**What you are asked to do:** Pull each line holding the word "czasowego" from the data.

**Data for processing:**

** start **

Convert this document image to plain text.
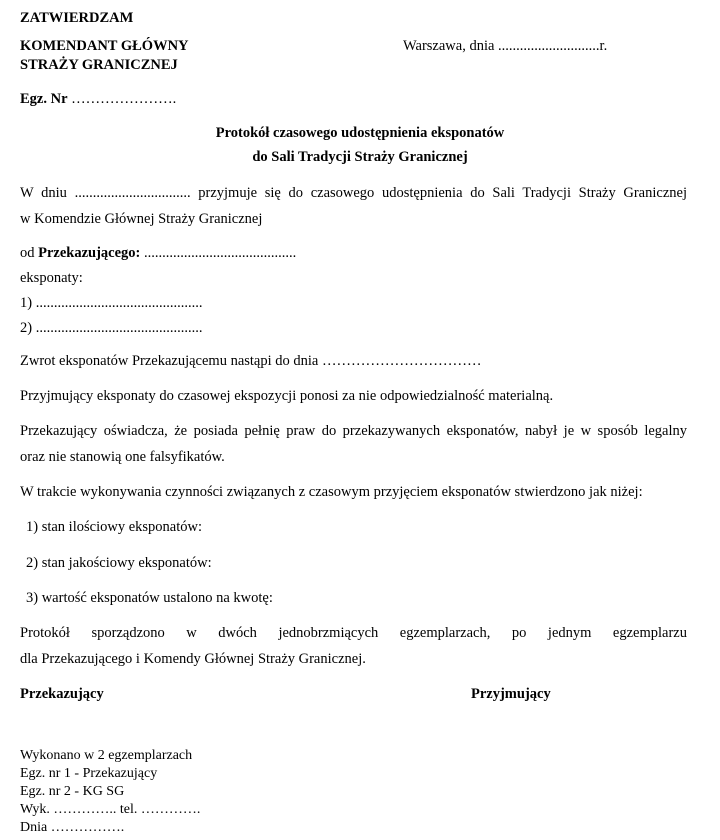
ZATWIERDZAM
KOMENDANT GŁÓWNY
STRAŻY GRANICZNEJ
Warszawa, dnia ............................r.
Egz. Nr ………………….
Protokół czasowego udostępnienia eksponatów
do Sali Tradycji Straży Granicznej
W dniu ................................ przyjmuje się do czasowego udostępnienia do Sali Tradycji Straży Granicznej
w Komendzie Głównej Straży Granicznej
od Przekazującego: ..........................................
eksponaty:
1) ..............................................
2) ..............................................
Zwrot eksponatów Przekazującemu nastąpi do dnia ……………………………
Przyjmujący eksponaty do czasowej ekspozycji ponosi za nie odpowiedzialność materialną.
Przekazujący oświadcza, że posiada pełnię praw do przekazywanych eksponatów, nabył je w sposób legalny
oraz nie stanowią one falsyfikatów.
W trakcie wykonywania czynności związanych z czasowym przyjęciem eksponatów stwierdzono jak niżej:
1) stan ilościowy eksponatów:
2) stan jakościowy eksponatów:
3) wartość eksponatów ustalono na kwotę:
Protokół sporządzono w dwóch jednobrzmiących egzemplarzach, po jednym egzemplarzu
dla Przekazującego i Komendy Głównej Straży Granicznej.
Przekazujący	Przyjmujący
Wykonano w 2 egzemplarzach
Egz. nr 1 - Przekazujący
Egz. nr 2 - KG SG
Wyk. ………….. tel. ………….
Dnia …………….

** end **

**Full response:**
Protokół czasowego udostępnienia eksponatów
W dniu ................................ przyjmuje się do czasowego udostępnienia do Sali Tradycji Straży Granicznej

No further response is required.